## Task description
Gather up every line from the entries below that uses the word "phải".

___ Information given

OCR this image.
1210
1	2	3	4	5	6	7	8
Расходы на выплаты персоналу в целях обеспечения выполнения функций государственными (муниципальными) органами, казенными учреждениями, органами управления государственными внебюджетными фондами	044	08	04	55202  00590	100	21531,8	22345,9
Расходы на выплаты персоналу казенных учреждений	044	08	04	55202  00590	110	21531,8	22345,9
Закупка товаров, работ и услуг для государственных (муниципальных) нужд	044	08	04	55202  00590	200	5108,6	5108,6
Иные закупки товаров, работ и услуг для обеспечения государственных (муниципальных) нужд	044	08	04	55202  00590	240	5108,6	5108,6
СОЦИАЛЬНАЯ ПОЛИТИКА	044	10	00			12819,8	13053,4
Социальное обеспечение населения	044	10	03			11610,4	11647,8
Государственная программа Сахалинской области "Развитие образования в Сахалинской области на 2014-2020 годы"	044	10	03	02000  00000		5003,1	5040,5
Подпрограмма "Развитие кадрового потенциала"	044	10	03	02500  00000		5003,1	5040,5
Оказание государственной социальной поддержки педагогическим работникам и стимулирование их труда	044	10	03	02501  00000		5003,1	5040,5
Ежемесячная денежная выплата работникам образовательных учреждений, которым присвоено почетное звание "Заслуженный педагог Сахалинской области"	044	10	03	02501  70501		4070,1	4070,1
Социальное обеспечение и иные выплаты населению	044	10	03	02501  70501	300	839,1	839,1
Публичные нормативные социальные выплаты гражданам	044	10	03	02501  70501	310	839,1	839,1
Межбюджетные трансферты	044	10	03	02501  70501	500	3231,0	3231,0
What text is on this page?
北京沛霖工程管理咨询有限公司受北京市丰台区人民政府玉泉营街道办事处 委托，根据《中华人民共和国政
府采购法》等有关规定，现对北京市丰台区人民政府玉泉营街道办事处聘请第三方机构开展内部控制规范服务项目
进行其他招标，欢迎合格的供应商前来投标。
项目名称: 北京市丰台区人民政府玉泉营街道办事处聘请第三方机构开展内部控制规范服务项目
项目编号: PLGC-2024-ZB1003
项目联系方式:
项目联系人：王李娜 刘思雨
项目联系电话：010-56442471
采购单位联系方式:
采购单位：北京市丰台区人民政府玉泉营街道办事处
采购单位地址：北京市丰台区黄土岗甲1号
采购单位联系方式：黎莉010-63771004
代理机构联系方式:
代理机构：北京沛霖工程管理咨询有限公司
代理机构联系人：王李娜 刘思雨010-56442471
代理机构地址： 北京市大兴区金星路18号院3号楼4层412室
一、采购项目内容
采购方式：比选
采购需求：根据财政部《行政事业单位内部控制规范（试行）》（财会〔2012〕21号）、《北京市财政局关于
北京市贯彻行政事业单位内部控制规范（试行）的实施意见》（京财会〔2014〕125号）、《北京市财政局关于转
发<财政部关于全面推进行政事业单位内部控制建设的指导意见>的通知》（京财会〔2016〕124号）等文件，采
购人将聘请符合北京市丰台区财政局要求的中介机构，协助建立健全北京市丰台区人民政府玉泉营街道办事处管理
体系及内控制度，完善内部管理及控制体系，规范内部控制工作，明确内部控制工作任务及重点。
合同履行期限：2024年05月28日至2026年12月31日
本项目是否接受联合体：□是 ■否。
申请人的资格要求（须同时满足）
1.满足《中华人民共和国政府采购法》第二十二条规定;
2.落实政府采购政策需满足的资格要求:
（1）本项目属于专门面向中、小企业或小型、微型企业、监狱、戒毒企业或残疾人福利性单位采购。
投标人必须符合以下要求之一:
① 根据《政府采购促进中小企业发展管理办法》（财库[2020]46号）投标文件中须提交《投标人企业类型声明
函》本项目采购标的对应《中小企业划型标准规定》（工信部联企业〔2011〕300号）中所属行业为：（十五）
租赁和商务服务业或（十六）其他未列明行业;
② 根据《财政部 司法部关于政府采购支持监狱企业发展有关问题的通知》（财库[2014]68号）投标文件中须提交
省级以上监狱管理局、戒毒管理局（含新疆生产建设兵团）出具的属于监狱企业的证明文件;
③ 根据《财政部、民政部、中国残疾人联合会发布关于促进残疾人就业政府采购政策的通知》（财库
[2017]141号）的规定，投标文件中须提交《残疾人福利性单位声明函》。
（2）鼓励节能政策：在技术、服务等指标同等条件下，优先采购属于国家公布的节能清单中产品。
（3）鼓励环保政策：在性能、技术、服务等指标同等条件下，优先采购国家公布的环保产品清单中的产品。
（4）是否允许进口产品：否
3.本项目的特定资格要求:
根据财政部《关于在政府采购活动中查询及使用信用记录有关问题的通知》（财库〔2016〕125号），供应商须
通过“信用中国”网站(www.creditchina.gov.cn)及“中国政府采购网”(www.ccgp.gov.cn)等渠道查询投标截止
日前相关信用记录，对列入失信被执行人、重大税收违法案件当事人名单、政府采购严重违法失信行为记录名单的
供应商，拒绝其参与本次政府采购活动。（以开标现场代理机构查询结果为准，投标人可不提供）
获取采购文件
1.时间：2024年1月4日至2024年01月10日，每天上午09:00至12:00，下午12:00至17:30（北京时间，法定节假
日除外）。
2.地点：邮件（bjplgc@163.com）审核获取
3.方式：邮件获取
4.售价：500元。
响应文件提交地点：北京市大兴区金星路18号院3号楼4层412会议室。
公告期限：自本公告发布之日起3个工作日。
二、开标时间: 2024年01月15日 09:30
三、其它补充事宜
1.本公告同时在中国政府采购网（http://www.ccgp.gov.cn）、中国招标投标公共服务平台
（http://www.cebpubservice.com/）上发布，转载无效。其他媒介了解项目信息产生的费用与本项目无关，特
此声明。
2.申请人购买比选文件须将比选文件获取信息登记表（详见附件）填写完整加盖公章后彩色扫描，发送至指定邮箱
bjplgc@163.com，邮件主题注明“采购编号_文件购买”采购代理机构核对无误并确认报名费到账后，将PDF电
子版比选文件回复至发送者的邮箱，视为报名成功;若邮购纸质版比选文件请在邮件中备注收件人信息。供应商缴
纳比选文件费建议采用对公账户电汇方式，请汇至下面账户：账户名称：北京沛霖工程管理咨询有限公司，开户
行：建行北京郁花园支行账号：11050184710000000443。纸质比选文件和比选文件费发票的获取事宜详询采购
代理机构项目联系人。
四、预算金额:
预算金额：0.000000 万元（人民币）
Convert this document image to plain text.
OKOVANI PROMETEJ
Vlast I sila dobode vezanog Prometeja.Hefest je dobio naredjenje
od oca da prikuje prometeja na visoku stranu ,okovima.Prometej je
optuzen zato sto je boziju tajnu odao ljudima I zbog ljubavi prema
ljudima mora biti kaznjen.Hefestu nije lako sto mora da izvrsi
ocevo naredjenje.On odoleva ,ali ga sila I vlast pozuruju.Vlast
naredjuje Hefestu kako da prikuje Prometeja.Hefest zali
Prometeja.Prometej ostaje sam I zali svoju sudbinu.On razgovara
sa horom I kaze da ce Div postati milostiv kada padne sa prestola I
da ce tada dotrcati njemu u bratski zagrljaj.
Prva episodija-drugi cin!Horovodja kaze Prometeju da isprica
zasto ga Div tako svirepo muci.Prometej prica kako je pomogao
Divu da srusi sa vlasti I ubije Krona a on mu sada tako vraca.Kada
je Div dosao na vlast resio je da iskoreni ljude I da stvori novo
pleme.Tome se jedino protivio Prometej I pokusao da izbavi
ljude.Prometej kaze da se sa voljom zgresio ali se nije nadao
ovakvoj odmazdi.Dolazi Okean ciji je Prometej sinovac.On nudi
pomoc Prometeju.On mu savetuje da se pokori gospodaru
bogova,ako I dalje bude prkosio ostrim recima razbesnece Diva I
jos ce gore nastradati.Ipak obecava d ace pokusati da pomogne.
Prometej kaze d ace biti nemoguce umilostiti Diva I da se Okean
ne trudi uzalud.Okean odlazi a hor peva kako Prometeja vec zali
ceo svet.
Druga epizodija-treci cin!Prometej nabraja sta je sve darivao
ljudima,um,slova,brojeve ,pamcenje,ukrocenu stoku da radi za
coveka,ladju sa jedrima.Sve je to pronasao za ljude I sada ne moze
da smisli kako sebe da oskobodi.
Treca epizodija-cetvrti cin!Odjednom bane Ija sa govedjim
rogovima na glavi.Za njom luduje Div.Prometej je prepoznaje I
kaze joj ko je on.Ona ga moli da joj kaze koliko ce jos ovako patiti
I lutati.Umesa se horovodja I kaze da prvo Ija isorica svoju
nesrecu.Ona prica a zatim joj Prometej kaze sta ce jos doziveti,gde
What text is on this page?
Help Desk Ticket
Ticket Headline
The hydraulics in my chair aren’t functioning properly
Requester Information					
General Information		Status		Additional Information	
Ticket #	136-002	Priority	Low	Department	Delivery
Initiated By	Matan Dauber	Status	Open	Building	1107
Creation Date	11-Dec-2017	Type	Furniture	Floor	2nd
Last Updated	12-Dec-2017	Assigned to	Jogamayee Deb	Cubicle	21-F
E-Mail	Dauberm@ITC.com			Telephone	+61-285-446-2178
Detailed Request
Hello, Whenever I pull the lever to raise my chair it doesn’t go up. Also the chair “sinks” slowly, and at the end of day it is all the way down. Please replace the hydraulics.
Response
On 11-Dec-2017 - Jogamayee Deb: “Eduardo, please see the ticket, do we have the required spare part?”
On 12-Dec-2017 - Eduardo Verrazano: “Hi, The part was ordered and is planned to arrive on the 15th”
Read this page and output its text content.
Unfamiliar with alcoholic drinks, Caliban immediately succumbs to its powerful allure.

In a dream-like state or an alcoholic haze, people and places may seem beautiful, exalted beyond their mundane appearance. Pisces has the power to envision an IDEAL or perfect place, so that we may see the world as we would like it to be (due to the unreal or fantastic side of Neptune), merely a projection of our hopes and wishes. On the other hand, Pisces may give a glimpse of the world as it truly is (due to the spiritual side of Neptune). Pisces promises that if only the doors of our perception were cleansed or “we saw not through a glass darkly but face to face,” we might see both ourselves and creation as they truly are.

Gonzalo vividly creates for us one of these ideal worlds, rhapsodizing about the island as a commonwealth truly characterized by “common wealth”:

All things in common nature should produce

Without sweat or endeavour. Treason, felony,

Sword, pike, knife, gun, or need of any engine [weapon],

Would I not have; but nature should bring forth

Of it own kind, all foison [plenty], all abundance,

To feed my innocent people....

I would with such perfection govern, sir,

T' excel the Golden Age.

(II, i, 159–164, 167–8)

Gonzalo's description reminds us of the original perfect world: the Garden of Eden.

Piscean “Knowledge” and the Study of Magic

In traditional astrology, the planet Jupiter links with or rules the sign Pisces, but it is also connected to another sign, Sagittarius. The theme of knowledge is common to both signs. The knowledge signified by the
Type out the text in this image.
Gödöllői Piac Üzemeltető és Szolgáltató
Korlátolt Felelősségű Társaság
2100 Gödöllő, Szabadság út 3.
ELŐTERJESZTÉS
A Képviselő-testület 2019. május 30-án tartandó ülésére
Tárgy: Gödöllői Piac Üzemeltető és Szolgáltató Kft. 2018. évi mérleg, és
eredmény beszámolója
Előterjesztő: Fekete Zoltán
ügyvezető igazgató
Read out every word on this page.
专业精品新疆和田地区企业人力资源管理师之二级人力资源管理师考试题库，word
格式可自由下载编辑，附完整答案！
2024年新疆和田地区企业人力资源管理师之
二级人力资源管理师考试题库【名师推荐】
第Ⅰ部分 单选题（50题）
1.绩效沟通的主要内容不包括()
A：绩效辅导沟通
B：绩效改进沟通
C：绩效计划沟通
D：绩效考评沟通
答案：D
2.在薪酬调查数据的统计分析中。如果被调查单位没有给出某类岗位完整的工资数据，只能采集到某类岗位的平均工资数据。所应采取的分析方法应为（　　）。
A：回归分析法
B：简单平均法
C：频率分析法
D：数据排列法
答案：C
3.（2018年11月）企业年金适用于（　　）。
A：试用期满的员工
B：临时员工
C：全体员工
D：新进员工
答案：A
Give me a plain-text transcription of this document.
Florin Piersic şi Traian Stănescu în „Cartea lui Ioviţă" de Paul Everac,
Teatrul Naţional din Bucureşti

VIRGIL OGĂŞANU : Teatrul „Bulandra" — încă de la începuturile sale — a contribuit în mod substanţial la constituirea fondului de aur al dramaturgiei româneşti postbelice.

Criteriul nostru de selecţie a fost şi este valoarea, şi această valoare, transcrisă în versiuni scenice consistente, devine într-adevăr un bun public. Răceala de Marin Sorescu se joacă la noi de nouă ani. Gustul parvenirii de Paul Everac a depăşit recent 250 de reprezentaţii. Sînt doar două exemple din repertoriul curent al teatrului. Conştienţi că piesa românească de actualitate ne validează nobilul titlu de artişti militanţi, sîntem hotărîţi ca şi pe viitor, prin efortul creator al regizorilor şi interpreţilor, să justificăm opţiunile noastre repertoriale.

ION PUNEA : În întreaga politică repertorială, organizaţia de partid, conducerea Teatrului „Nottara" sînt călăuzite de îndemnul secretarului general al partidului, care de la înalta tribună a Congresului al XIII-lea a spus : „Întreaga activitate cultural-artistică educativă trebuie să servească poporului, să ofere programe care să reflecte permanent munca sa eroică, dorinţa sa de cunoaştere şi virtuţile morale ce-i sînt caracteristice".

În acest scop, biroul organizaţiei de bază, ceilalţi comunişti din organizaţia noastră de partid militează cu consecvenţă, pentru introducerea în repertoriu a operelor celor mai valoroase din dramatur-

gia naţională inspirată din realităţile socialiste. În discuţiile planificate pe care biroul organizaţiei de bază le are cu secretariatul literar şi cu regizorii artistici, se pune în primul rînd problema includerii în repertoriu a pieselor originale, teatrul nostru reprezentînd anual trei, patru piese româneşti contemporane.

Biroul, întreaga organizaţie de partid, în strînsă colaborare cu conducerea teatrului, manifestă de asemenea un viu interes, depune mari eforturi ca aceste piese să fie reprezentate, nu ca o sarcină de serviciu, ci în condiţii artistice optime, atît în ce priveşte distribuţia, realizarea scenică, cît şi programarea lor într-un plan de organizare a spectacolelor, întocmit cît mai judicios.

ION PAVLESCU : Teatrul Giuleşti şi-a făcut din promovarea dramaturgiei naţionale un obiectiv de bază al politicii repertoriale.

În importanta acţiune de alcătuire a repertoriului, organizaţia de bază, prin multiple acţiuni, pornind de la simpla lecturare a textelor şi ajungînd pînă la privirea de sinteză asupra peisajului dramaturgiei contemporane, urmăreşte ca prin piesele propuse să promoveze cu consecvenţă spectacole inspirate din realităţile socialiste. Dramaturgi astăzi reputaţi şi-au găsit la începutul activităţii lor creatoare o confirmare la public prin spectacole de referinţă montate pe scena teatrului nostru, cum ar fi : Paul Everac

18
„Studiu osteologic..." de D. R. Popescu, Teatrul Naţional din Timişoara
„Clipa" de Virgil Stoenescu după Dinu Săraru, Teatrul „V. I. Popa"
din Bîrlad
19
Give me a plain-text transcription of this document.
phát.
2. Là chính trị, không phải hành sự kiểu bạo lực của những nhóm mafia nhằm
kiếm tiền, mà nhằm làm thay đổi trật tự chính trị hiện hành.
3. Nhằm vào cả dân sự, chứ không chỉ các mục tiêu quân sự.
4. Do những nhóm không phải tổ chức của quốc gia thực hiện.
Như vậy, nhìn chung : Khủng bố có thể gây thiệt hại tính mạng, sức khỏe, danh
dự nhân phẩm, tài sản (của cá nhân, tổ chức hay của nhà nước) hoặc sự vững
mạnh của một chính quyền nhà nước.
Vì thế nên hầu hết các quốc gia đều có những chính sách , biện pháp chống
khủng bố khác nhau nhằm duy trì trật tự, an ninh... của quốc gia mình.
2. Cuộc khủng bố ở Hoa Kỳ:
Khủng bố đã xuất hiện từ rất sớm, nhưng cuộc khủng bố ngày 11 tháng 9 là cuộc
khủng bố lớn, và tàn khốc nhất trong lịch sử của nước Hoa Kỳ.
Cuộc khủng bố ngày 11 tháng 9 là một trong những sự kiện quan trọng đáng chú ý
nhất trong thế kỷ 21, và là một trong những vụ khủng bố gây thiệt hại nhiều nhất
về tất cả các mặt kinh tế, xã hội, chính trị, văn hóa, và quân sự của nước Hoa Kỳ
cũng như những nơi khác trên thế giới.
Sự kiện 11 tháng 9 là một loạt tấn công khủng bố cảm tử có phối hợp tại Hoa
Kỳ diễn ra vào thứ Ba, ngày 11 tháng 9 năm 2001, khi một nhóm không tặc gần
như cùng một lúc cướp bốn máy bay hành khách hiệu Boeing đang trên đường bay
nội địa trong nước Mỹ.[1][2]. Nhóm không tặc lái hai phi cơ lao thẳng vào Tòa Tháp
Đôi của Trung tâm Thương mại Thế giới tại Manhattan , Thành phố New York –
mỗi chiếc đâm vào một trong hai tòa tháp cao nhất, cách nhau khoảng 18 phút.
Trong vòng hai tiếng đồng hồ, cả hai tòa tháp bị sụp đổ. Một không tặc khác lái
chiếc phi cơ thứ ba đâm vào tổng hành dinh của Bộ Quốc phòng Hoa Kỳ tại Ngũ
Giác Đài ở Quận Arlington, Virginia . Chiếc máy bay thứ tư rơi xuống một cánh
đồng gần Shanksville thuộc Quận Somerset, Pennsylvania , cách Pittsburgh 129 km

______

## Solved problem
2. Là chính trị, không phải hành sự kiểu bạo lực của những nhóm mafia nhằm
4. Do những nhóm không phải tổ chức của quốc gia thực hiện.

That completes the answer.